EXERCISE AIM:
Send back the entries below exactly as they appear.

[Start]

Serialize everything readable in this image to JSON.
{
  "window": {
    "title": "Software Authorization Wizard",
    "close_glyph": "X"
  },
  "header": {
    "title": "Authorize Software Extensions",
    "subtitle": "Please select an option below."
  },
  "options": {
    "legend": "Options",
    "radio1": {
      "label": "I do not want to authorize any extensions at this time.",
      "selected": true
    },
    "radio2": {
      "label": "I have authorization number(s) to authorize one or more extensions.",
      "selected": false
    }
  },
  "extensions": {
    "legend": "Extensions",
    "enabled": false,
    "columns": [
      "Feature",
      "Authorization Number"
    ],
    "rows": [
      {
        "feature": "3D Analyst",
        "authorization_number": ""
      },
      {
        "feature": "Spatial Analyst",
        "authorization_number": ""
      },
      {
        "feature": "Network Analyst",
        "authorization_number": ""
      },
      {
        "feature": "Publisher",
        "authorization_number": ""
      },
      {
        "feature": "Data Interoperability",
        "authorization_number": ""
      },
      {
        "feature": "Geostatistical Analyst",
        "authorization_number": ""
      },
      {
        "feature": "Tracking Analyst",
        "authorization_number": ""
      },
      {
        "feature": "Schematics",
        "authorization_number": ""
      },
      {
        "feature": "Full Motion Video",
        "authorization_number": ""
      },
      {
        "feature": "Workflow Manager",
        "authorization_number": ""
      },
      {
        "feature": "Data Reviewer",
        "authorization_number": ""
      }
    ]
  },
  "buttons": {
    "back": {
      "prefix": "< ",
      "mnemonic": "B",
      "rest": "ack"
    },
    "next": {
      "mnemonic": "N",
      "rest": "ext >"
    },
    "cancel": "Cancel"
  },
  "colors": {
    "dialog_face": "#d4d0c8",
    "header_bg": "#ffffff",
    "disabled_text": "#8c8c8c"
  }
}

[End]

THE OUTPUT:
Serialize everything readable in this image to JSON.
{
  "window": {
    "title": "Software Authorization Wizard",
    "close_glyph": "X"
  },
  "header": {
    "title": "Authorize Software Extensions",
    "subtitle": "Please select an option below."
  },
  "options": {
    "legend": "Options",
    "radio1": {
      "label": "I do not want to authorize any extensions at this time.",
      "selected": true
    },
    "radio2": {
      "label": "I have authorization number(s) to authorize one or more extensions.",
      "selected": false
    }
  },
  "extensions": {
    "legend": "Extensions",
    "enabled": false,
    "columns": [
      "Feature",
      "Authorization Number"
    ],
    "rows": [
      {
        "feature": "3D Analyst",
        "authorization_number": ""
      },
      {
        "feature": "Spatial Analyst",
        "authorization_number": ""
      },
      {
        "feature": "Network Analyst",
        "authorization_number": ""
      },
      {
        "feature": "Publisher",
        "authorization_number": ""
      },
      {
        "feature": "Data Interoperability",
        "authorization_number": ""
      },
      {
        "feature": "Geostatistical Analyst",
        "authorization_number": ""
      },
      {
        "feature": "Tracking Analyst",
        "authorization_number": ""
      },
      {
        "feature": "Schematics",
        "authorization_number": ""
      },
      {
        "feature": "Full Motion Video",
        "authorization_number": ""
      },
      {
        "feature": "Workflow Manager",
        "authorization_number": ""
      },
      {
        "feature": "Data Reviewer",
        "authorization_number": ""
      }
    ]
  },
  "buttons": {
    "back": {
      "prefix": "< ",
      "mnemonic": "B",
      "rest": "ack"
    },
    "next": {
      "mnemonic": "N",
      "rest": "ext >"
    },
    "cancel": "Cancel"
  },
  "colors": {
    "dialog_face": "#d4d0c8",
    "header_bg": "#ffffff",
    "disabled_text": "#8c8c8c"
  }
}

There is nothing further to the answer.